INSTRUCTIONS FOR THE TASK: Copy each line below that includes "Salary".

LISTED RECORDS:

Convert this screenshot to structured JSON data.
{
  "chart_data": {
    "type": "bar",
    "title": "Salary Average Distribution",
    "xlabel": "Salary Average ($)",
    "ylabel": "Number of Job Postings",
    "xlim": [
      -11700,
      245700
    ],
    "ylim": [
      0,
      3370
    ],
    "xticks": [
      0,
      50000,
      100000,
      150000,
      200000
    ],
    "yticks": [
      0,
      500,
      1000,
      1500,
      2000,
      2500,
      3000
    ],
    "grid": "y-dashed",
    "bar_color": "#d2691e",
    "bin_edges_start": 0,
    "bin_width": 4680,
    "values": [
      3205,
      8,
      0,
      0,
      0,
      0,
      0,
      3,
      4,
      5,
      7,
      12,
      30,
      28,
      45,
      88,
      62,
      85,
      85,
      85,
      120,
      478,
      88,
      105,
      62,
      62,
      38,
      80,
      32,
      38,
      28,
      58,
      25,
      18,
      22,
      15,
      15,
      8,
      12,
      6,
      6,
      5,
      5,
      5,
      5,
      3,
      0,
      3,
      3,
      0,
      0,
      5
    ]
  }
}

RESPONSE TO THE EXERCISE:
    "title": "Salary Average Distribution",
    "xlabel": "Salary Average ($)",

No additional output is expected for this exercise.